» **Goal of the exercise**: Every line of the material below that holds the string "eingeengt" should be copied.

» **Exercise data**:
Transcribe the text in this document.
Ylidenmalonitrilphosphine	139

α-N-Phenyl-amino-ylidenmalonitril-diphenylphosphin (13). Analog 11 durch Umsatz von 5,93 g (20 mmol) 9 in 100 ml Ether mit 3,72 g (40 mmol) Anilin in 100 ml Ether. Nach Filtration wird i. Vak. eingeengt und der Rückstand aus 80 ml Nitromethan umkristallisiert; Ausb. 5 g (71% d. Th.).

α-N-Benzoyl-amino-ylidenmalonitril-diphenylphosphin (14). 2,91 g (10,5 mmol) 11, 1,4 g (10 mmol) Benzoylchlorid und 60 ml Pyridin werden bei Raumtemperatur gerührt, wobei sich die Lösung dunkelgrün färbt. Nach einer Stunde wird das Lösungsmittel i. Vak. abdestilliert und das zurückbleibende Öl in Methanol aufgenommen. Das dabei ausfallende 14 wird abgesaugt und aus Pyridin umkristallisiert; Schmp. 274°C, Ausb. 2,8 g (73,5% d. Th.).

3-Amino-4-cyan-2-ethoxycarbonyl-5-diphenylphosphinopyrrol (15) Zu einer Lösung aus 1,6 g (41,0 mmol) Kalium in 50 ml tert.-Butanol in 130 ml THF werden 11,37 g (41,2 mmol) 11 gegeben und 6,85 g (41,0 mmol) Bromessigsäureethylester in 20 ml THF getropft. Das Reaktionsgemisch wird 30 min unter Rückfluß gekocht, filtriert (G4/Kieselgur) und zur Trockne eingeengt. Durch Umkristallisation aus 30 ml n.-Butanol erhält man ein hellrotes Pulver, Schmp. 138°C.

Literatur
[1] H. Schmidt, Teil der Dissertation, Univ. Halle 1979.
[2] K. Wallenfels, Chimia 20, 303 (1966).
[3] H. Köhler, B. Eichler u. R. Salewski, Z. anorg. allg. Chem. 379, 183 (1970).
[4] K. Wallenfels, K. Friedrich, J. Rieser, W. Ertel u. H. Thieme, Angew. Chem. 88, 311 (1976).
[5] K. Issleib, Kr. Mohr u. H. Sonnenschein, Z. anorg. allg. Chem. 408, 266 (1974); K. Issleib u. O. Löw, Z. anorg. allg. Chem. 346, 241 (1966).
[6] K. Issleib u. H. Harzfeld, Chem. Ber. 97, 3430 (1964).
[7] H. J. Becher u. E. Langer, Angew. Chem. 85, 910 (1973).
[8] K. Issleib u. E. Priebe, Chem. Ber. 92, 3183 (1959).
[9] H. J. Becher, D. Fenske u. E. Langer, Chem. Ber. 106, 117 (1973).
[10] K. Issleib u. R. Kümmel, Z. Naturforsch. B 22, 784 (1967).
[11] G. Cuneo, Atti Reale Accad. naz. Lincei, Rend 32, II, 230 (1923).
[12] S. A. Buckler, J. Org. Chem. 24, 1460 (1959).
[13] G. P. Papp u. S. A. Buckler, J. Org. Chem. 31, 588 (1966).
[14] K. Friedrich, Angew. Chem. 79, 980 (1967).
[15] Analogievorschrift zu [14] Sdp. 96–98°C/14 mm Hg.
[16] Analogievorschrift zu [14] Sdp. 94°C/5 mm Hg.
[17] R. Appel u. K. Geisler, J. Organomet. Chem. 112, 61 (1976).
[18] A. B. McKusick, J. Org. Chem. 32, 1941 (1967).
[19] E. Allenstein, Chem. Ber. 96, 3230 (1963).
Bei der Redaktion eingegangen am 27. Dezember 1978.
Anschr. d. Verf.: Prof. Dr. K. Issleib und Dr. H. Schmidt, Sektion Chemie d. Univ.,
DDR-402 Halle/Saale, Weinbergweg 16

» **Output of the task**:
α-N-Phenyl-amino-ylidenmalonitril-diphenylphosphin (13). Analog 11 durch Umsatz von 5,93 g (20 mmol) 9 in 100 ml Ether mit 3,72 g (40 mmol) Anilin in 100 ml Ether. Nach Filtration wird i. Vak. eingeengt und der Rückstand aus 80 ml Nitromethan umkristallisiert; Ausb. 5 g (71% d. Th.).
3-Amino-4-cyan-2-ethoxycarbonyl-5-diphenylphosphinopyrrol (15) Zu einer Lösung aus 1,6 g (41,0 mmol) Kalium in 50 ml tert.-Butanol in 130 ml THF werden 11,37 g (41,2 mmol) 11 gegeben und 6,85 g (41,0 mmol) Bromessigsäureethylester in 20 ml THF getropft. Das Reaktionsgemisch wird 30 min unter Rückfluß gekocht, filtriert (G4/Kieselgur) und zur Trockne eingeengt. Durch Umkristallisation aus 30 ml n.-Butanol erhält man ein hellrotes Pulver, Schmp. 138°C.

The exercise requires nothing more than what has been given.